+++ Extracted records +++
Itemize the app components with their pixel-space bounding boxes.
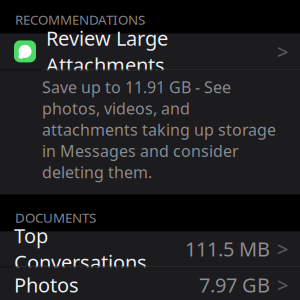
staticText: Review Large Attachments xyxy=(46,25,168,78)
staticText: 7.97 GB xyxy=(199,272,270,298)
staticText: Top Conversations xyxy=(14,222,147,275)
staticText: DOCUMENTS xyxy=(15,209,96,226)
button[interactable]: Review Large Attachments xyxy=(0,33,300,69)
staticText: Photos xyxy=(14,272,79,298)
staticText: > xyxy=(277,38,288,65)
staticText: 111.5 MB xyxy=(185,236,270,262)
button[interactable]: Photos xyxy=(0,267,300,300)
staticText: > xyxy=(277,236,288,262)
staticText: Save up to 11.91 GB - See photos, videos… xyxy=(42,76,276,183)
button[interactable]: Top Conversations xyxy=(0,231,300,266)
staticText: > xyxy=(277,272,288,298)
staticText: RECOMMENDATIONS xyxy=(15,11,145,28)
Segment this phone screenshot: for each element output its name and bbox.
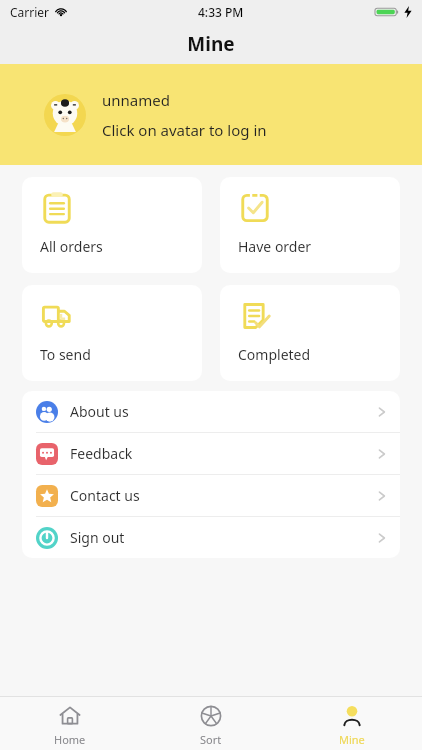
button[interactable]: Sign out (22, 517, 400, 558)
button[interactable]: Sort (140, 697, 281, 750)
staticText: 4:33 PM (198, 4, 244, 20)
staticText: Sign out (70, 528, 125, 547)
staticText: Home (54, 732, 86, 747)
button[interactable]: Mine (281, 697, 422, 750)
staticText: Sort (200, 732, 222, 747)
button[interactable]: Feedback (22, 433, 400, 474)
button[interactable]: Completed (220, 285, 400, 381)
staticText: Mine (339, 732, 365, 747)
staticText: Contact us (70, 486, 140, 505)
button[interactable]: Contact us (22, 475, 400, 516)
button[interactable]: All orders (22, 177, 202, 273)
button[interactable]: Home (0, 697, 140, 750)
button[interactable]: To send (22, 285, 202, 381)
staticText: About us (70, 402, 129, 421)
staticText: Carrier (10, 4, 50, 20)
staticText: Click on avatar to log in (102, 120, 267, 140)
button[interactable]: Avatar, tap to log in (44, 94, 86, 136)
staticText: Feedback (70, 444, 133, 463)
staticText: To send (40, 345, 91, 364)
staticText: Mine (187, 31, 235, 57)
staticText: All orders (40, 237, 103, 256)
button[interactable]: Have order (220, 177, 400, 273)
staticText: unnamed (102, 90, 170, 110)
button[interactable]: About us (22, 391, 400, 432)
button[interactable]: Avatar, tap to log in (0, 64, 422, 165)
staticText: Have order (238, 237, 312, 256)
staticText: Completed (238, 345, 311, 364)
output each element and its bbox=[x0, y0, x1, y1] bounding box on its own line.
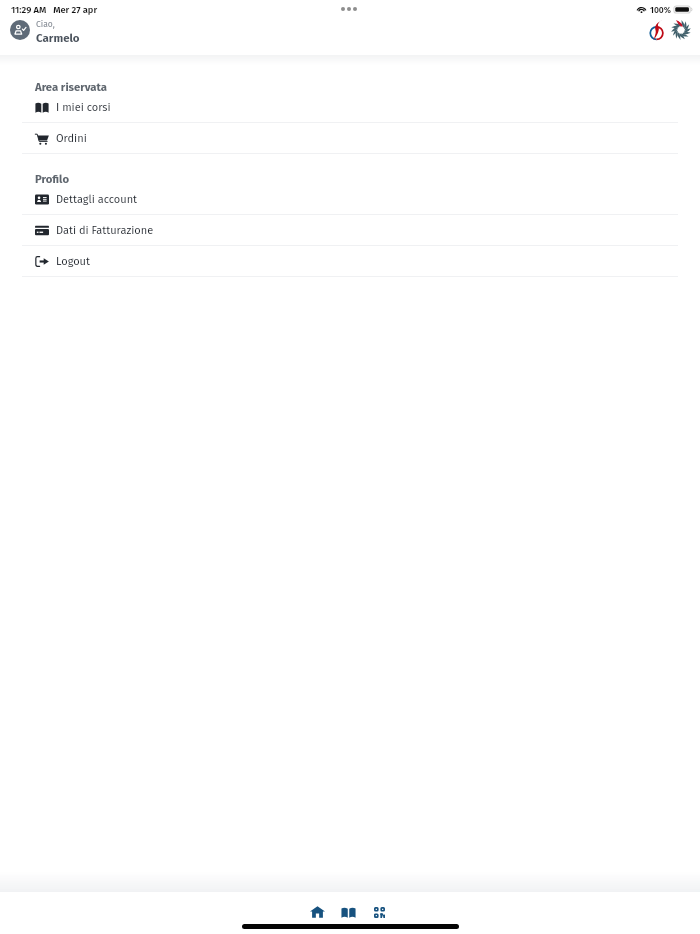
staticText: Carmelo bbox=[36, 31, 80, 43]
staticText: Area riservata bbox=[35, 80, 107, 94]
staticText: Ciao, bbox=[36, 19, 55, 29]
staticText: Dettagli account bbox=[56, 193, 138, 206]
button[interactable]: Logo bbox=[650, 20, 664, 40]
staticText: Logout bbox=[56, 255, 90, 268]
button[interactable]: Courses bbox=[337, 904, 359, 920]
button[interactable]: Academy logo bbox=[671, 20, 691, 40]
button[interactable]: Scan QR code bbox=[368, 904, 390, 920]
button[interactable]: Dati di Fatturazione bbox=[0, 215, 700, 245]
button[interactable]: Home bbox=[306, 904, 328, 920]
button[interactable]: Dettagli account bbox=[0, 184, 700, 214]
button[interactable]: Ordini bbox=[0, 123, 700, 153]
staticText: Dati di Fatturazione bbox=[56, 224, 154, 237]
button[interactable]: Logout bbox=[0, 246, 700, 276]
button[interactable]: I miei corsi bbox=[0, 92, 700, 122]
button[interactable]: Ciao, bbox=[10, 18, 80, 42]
+++
# What is needed
How many lines above contain the string "Large", with case counting? Reply with the number alone.

# Correct result
2